• _Aim of the exercise_
Where a line in the listing contains the string "Average", copy that line out.

• _Exercise material_

++++

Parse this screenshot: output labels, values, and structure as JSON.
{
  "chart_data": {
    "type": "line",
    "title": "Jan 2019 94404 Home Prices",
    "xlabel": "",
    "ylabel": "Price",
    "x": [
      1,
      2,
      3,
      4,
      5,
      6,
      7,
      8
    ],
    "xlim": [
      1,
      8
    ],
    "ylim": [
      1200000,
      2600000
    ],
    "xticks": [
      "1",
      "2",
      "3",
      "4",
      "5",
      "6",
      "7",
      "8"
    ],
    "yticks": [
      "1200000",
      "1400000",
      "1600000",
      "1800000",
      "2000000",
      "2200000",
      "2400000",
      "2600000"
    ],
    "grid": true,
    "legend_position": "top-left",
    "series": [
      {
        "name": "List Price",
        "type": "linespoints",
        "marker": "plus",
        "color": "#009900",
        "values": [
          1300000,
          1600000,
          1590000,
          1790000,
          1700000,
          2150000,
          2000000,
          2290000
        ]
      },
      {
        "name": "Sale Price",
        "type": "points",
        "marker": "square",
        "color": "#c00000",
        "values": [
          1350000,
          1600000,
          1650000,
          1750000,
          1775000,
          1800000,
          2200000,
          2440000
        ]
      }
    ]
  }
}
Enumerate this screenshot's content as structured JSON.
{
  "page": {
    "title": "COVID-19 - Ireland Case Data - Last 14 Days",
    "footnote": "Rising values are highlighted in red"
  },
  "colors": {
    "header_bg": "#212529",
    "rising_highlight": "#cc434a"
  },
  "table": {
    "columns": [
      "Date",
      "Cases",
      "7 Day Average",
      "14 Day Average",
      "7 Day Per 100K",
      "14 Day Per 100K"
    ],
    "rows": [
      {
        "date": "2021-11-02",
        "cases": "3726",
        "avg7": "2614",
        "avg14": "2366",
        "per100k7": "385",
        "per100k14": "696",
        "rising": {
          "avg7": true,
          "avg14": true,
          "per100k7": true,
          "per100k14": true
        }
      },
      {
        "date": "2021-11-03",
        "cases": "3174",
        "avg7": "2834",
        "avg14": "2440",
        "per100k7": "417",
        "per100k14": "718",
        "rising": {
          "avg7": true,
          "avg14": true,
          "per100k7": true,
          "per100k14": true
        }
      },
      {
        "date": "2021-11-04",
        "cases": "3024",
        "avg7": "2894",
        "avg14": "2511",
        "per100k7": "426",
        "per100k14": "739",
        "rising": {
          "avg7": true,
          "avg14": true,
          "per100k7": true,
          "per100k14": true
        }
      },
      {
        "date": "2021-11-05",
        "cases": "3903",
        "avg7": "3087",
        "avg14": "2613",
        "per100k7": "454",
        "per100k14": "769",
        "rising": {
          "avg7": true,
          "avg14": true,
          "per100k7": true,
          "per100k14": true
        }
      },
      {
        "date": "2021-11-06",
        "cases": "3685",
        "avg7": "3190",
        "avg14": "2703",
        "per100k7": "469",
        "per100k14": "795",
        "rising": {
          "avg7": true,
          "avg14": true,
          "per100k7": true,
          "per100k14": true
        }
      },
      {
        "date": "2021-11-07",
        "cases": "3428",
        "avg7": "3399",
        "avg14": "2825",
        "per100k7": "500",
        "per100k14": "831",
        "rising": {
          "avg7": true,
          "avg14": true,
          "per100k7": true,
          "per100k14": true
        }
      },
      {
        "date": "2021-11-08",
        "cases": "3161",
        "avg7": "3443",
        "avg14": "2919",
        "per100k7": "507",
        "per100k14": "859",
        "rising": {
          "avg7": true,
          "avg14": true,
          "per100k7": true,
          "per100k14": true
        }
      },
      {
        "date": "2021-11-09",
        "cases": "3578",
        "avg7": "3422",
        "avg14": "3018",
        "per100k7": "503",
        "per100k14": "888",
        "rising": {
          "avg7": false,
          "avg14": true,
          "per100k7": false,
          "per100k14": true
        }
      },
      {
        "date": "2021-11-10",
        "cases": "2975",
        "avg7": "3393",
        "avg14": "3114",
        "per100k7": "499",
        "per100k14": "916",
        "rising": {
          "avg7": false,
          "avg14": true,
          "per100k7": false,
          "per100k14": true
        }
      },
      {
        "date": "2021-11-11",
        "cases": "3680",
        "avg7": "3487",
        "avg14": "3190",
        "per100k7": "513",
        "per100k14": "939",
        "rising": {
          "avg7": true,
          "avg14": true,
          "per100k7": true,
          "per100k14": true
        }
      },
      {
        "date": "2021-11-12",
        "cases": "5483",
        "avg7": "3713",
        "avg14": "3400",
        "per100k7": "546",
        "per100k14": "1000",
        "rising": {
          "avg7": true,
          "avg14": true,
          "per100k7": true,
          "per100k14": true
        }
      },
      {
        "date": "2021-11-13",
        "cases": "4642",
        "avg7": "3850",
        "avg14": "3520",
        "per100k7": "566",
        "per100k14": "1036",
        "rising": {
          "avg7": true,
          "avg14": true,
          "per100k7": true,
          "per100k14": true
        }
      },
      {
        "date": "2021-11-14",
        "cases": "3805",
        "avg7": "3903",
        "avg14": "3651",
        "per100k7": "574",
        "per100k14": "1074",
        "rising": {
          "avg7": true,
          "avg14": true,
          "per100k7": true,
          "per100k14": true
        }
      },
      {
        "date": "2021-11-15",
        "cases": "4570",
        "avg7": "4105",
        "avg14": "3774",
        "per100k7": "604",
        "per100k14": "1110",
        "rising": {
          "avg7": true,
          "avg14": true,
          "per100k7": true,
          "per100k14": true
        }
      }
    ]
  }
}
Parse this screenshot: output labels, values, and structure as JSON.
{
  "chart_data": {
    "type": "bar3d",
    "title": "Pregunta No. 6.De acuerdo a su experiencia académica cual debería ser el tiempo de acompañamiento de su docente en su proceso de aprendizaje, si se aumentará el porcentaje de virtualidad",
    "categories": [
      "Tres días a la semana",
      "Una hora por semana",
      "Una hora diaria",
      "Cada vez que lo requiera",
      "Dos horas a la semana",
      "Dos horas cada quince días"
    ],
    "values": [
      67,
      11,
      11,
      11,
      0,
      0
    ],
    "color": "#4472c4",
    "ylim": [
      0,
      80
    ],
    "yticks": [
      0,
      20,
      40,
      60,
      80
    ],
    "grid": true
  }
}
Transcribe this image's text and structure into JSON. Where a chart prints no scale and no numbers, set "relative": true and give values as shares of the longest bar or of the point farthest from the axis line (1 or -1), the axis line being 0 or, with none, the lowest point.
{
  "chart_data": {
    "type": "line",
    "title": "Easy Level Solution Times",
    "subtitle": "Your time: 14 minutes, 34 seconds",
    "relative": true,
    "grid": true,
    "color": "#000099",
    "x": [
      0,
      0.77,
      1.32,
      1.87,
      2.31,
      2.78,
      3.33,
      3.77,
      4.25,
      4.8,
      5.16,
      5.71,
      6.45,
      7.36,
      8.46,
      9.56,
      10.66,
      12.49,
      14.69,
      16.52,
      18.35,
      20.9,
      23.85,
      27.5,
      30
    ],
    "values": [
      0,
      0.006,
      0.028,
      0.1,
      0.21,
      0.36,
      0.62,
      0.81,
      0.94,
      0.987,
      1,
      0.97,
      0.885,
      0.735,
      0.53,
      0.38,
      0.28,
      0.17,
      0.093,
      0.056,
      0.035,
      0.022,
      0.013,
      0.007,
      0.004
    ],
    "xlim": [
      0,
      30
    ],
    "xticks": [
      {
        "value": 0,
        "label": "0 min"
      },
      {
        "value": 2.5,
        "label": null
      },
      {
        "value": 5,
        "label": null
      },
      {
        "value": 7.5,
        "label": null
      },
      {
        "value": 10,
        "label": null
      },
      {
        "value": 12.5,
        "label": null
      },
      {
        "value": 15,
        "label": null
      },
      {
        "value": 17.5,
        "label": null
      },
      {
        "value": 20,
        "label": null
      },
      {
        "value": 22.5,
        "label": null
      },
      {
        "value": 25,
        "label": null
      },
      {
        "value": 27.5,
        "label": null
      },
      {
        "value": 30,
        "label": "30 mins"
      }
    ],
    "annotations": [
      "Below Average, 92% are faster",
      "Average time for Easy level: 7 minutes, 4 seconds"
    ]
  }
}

++++

• _Solution for this exercise_
      "7 Day Average",
      "14 Day Average",
      "Below Average, 92% are faster",
      "Average time for Easy level: 7 minutes, 4 seconds"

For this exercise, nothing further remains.